Write out all entries word for word.

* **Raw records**
>> Begin

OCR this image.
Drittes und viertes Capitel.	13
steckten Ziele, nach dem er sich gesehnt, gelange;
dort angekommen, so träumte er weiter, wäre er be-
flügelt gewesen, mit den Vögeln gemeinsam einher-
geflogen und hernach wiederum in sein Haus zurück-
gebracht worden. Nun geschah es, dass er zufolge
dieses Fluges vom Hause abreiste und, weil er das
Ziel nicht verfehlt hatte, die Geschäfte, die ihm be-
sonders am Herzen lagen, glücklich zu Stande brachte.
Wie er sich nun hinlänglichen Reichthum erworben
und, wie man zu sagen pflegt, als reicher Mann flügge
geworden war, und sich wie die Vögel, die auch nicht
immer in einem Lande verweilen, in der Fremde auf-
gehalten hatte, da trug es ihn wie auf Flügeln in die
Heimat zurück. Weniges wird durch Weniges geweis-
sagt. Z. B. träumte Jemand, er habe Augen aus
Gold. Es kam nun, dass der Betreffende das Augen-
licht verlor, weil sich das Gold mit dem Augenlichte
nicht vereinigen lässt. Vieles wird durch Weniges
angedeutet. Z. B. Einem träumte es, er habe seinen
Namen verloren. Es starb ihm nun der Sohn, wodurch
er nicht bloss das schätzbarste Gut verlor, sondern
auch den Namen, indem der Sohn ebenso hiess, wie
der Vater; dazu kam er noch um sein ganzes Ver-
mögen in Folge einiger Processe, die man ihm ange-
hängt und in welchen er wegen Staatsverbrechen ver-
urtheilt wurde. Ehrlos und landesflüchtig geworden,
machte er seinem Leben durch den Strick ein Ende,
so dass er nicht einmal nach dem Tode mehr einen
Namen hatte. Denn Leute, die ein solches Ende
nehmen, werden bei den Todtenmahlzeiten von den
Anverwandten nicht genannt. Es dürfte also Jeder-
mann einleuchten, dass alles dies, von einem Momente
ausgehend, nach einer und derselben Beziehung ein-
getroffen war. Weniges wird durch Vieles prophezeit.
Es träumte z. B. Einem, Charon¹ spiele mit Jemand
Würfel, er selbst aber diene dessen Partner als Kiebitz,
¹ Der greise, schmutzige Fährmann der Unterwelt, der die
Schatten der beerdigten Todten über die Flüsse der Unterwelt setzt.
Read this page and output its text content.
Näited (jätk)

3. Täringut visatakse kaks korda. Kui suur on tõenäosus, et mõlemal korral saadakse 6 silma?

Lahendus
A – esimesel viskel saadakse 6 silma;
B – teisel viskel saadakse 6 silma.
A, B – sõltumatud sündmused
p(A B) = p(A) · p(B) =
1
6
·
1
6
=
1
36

>> End

* **RIGHT ANSWER**
OCR this image.
Drittes und viertes Capitel.	13
steckten Ziele, nach dem er sich gesehnt, gelange;
dort angekommen, so träumte er weiter, wäre er be-
flügelt gewesen, mit den Vögeln gemeinsam einher-
geflogen und hernach wiederum in sein Haus zurück-
gebracht worden. Nun geschah es, dass er zufolge
dieses Fluges vom Hause abreiste und, weil er das
Ziel nicht verfehlt hatte, die Geschäfte, die ihm be-
sonders am Herzen lagen, glücklich zu Stande brachte.
Wie er sich nun hinlänglichen Reichthum erworben
und, wie man zu sagen pflegt, als reicher Mann flügge
geworden war, und sich wie die Vögel, die auch nicht
immer in einem Lande verweilen, in der Fremde auf-
gehalten hatte, da trug es ihn wie auf Flügeln in die
Heimat zurück. Weniges wird durch Weniges geweis-
sagt. Z. B. träumte Jemand, er habe Augen aus
Gold. Es kam nun, dass der Betreffende das Augen-
licht verlor, weil sich das Gold mit dem Augenlichte
nicht vereinigen lässt. Vieles wird durch Weniges
angedeutet. Z. B. Einem träumte es, er habe seinen
Namen verloren. Es starb ihm nun der Sohn, wodurch
er nicht bloss das schätzbarste Gut verlor, sondern
auch den Namen, indem der Sohn ebenso hiess, wie
der Vater; dazu kam er noch um sein ganzes Ver-
mögen in Folge einiger Processe, die man ihm ange-
hängt und in welchen er wegen Staatsverbrechen ver-
urtheilt wurde. Ehrlos und landesflüchtig geworden,
machte er seinem Leben durch den Strick ein Ende,
so dass er nicht einmal nach dem Tode mehr einen
Namen hatte. Denn Leute, die ein solches Ende
nehmen, werden bei den Todtenmahlzeiten von den
Anverwandten nicht genannt. Es dürfte also Jeder-
mann einleuchten, dass alles dies, von einem Momente
ausgehend, nach einer und derselben Beziehung ein-
getroffen war. Weniges wird durch Vieles prophezeit.
Es träumte z. B. Einem, Charon¹ spiele mit Jemand
Würfel, er selbst aber diene dessen Partner als Kiebitz,
¹ Der greise, schmutzige Fährmann der Unterwelt, der die
Schatten der beerdigten Todten über die Flüsse der Unterwelt setzt.
Read this page and output its text content.
Näited (jätk)

3. Täringut visatakse kaks korda. Kui suur on tõenäosus, et mõlemal korral saadakse 6 silma?

Lahendus
A – esimesel viskel saadakse 6 silma;
B – teisel viskel saadakse 6 silma.
A, B – sõltumatud sündmused
p(A B) = p(A) · p(B) =
1
6
·
1
6
=
1
36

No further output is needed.